__Problem to solve__: Check each line of the entries below for the string "koje"; copy every line where it appears.
:::
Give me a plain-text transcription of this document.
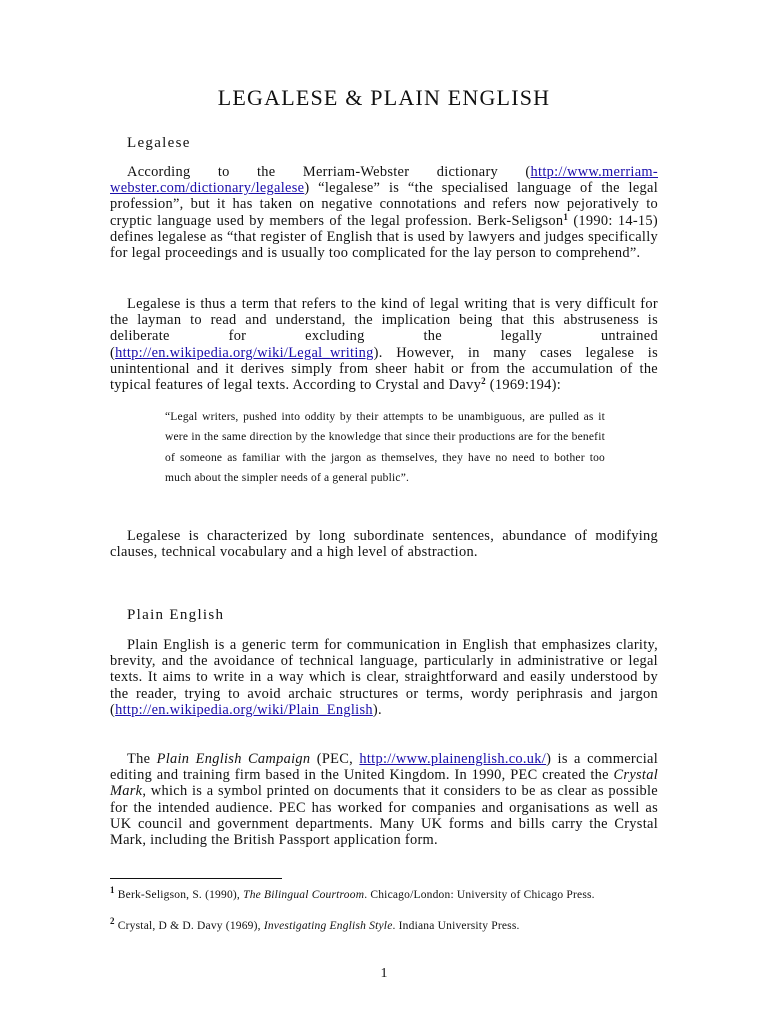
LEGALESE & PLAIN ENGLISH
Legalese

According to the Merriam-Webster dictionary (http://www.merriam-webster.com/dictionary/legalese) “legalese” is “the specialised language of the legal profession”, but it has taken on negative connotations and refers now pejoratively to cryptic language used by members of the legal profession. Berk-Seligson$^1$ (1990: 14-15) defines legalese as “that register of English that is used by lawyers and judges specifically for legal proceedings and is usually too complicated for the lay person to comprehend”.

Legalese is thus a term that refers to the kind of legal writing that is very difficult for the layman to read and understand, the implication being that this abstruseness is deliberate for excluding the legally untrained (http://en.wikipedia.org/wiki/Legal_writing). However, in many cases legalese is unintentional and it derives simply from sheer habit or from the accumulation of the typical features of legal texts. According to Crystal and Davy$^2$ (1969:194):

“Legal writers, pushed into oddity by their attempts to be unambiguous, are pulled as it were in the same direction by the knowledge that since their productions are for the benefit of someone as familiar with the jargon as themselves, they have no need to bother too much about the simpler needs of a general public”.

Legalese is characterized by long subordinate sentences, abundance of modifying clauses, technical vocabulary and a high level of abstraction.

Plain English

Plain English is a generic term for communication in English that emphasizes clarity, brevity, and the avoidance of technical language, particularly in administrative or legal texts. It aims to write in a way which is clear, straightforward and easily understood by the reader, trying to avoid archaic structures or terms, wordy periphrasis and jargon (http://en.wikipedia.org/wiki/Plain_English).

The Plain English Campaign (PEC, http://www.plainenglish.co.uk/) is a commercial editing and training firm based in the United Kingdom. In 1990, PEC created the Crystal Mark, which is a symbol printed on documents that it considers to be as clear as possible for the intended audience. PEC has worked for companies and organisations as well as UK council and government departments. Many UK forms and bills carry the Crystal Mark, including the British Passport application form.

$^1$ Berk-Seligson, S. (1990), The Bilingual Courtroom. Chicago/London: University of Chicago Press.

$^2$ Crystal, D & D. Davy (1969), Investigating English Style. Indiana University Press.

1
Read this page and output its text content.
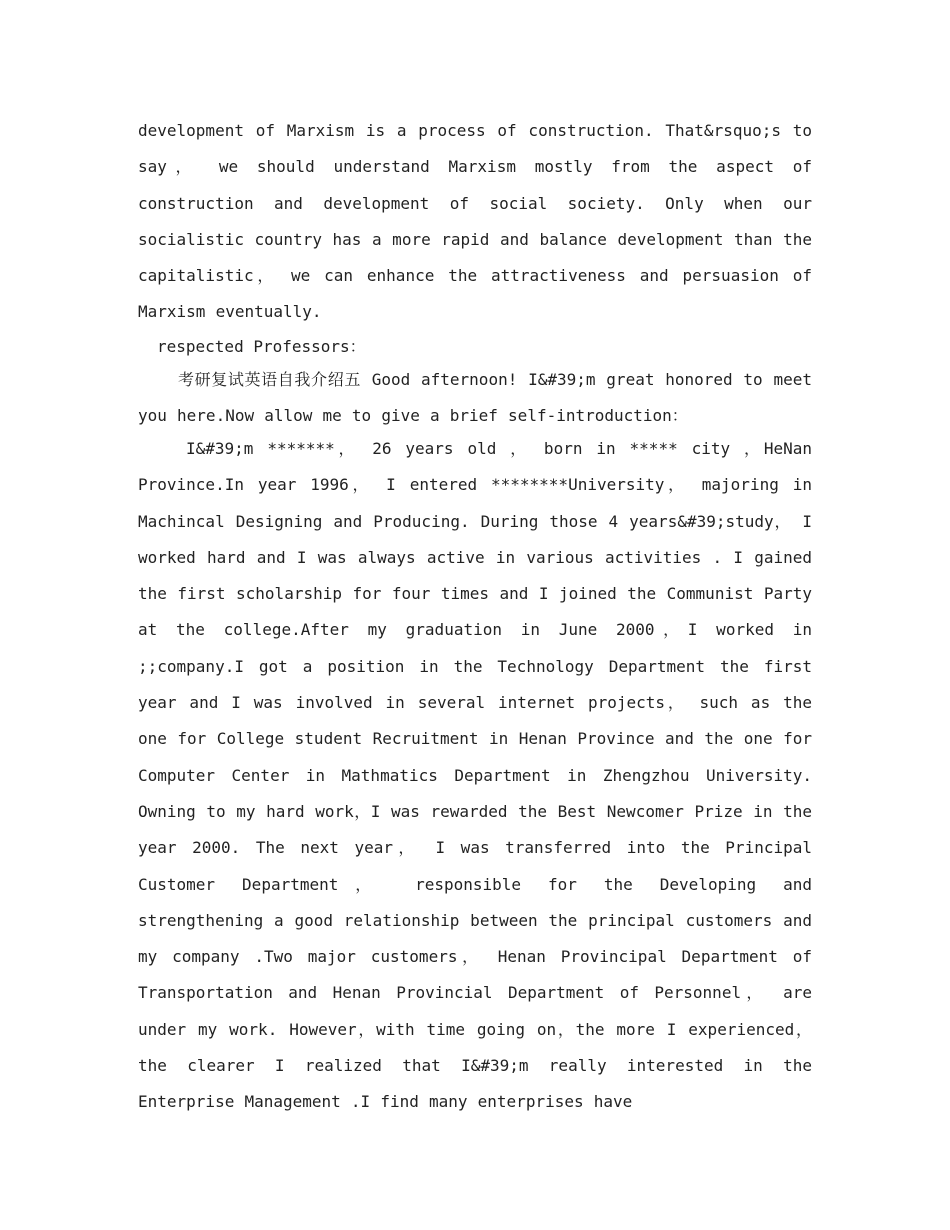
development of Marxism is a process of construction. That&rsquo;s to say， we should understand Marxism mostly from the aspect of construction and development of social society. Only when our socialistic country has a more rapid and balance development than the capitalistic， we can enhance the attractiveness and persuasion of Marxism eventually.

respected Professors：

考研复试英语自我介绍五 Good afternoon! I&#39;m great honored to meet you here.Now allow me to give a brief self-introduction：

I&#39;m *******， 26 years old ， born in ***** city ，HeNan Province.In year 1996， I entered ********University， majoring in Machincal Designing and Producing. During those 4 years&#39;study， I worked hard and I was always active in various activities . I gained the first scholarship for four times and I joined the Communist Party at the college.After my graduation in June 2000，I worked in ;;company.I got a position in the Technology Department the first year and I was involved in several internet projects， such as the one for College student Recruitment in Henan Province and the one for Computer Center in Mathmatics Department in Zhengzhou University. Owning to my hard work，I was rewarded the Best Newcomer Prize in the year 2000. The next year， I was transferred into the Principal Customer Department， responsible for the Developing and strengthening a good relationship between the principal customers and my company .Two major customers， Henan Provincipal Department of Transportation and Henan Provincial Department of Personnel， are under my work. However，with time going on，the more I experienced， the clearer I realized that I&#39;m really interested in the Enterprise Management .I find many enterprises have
:::
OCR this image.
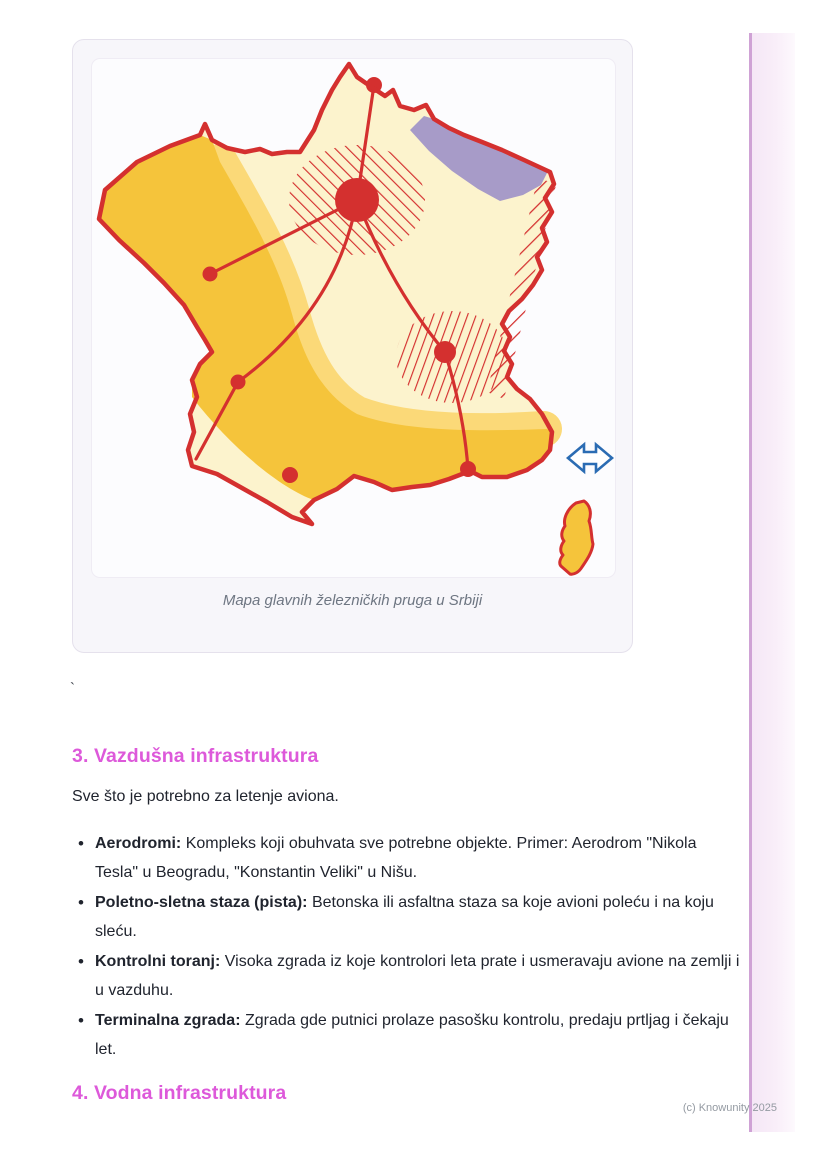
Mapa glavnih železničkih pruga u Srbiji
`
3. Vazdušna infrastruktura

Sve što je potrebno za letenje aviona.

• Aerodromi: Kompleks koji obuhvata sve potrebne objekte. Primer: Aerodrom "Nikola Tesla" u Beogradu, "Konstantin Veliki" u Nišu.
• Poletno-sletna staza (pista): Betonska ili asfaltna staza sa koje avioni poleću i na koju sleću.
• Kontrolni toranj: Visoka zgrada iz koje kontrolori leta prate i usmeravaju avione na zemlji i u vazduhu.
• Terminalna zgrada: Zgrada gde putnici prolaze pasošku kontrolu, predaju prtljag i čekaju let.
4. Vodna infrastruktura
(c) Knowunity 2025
:::
__Correct response__:
• Poletno-sletna staza (pista): Betonska ili asfaltna staza sa koje avioni poleću i na koju sleću.
• Kontrolni toranj: Visoka zgrada iz koje kontrolori leta prate i usmeravaju avione na zemlji i u vazduhu.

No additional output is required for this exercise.